▶ _Written exercise_:
Answer these from the sign language text:
(a) What do certain assistant-enabled devices rely on exclusively to detect an invocation phrase?
(b) What does the augmented sign language video content mask out?
(c) What is used as training instance output when training the model on the augmented video content?

Humans' (also referred to herein as “users”) abilities to interact with other humans and/or to interact with machines (such as interactive software applications referred to herein as “automated assistants”) can sometimes be dependent upon whether they have any conditions that impact communication of information. For example, certain users may have completely diminished or partially diminished hearing, and/or may rely upon sign language or other inaudible communications techniques in their daily lives. As a result, these users' opportunities to interact with other humans may be limited by other users' understanding of sign language and/or to interact with machines may be limited to directly contacting a touch interface of a display. With respect to human interactions, this can be in part because of a lack of real-time translation capabilities of sign language for users who do not understand sign language. With respect to machine interactions, this can be in part because certain assistant-enabled devices may exclusively rely on a microphone to detect an invocation phrase or the like, rather than providing any other means for receiving an inaudible invocation command, and may also lack sign language natural language processing models at client devices. These problems are exacerbated when the user is interacting with certain client devices that have a limited field of view for capturing sign language sign(s), such as mobile client devices when a user may be required to hold the mobile client device with one hand to capture one-handed sign language sign(s) with the other hand or when one of the user's hands is occupied (e.g., while driving) or otherwise unavailable for providing two-handed sign language sign(s) (e.g., the user is missing a hand, the user is holding something with a hand, etc.).
Implementations described herein are directed to training and subsequently utilizing a sign language natural language processing (NLP) model. Initially, processor(s) of a system can obtain sign language video content that captures two-handed sign language sign(s), generate augmented sign language video content that masks out at least a given hand, of two hands performing the two-handed sign language sign(s), and that results in one-handed sign language sign(s), training the sign language NLP model based on the augmented sign language video content, and causing the sign language NLP model to be deployed (e.g., for utilization locally at client device(s) of user(s) and/or for utilization at a remote server). Subsequently, user(s) can direct one-handed sign language sign(s) to client device(s) that have access to the sign language NLP model to cause action(s) to be performed, such as at a mobile device while the user holding the mobile device while capturing the one-handed sign language sign(s) and/or in other situations.
For example, sign language NLP models have been developed that are capable of interpreting two-handed sign language signs based on processing training instances that include two-handed sign language signs as training instance input and ground truth natural language interpretations of the two-handed sign language signs as training instance output. However, these sign language NLP models generally fail or misinterpret signs if a user is only performing one-handed sign language. Accordingly, techniques described herein can initially obtain sign language video content that captures two-handed sign language signs, but augment the sign language video content such that it appears as if the two-handed sign language signs are one-handed sign language signs. This augment the sign language video content can be utilized as training instance input for subsequently training a sign language NLP model to interpret the one-handed sign language signs. Further, captions associated with the two-handed sign language signs can be utilized as training instance output. Thus, in processing the augmented sign language video content, predicted captions can be generated and compared to the captions associated with the two-handed sign language signs to generate loss(es) that are utilized to update the sign language NLP model. Notably, by training the sign language NLP model in these and other manners described herein, not only is the sign language NLP model trained to interpret one-handed sign language signs, but it is also capable of interpreting two-handed sign language signs.

▶ _Excerpted data_:
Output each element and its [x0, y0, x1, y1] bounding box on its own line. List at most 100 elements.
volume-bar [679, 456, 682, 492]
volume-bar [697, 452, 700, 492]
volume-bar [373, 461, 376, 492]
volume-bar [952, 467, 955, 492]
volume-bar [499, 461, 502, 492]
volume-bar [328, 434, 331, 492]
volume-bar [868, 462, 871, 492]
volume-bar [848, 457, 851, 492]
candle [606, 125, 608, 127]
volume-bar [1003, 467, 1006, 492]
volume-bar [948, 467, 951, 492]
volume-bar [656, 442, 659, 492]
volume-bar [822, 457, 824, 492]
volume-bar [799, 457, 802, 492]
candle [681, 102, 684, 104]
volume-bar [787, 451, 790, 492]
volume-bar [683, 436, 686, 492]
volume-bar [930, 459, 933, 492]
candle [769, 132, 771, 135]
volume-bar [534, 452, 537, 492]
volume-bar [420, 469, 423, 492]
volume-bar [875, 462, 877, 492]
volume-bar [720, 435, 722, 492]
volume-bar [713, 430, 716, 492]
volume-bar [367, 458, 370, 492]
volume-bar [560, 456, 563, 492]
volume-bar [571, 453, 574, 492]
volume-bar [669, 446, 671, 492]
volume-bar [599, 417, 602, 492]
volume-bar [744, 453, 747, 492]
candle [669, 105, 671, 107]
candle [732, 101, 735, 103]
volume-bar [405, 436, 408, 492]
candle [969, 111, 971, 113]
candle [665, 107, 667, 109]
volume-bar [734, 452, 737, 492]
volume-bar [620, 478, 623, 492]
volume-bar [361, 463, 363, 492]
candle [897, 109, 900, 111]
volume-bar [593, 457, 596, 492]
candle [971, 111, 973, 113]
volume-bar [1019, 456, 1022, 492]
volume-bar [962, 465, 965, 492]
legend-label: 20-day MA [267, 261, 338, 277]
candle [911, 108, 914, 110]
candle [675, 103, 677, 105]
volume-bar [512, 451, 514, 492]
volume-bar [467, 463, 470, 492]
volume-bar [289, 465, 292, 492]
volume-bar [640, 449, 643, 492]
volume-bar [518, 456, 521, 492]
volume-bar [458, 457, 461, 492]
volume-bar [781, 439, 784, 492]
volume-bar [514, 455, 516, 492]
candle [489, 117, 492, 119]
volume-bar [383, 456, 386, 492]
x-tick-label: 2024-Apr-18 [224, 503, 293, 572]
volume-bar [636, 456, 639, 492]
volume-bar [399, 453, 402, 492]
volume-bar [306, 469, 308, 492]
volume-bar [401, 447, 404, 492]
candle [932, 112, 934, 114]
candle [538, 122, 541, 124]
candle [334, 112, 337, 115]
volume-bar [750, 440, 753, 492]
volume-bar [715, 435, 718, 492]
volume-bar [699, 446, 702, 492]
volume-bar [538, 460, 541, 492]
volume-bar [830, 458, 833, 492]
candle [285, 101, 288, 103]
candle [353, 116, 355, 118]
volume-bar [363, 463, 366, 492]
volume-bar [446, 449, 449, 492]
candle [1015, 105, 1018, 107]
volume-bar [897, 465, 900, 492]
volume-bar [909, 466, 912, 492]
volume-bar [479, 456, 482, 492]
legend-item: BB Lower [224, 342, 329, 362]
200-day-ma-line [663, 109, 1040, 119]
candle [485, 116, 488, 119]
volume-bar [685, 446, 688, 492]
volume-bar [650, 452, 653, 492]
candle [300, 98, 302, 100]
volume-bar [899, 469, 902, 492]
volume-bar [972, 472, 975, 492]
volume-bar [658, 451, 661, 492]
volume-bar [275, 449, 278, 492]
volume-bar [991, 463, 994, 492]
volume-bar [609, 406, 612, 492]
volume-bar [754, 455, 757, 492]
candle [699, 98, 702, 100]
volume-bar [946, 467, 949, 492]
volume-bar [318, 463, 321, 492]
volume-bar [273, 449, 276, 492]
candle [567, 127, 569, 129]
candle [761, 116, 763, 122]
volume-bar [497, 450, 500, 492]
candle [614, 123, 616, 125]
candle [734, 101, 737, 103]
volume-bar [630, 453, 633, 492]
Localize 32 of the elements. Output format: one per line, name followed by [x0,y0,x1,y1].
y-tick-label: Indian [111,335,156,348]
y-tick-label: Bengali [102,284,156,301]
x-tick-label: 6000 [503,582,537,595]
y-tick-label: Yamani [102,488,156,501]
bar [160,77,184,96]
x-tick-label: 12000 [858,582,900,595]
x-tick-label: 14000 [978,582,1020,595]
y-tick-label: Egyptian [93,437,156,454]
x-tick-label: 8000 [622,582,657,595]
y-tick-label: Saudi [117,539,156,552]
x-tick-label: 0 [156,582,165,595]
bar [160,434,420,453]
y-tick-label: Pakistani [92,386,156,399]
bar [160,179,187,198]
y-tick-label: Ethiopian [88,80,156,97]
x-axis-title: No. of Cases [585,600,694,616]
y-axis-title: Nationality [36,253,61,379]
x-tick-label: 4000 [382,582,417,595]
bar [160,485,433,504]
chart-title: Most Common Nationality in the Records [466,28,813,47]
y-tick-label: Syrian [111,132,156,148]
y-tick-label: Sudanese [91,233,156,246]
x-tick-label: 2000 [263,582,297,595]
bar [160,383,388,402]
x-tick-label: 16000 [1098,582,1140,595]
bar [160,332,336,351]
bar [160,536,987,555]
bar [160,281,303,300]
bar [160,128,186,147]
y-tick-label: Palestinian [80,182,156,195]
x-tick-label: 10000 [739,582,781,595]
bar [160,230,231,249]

▶ _Right answer_:
(a) A microphone.
(b) At least a given hand of the two hands performing the two-handed sign language sign(s).
(c) Captions associated with the two-handed sign language signs.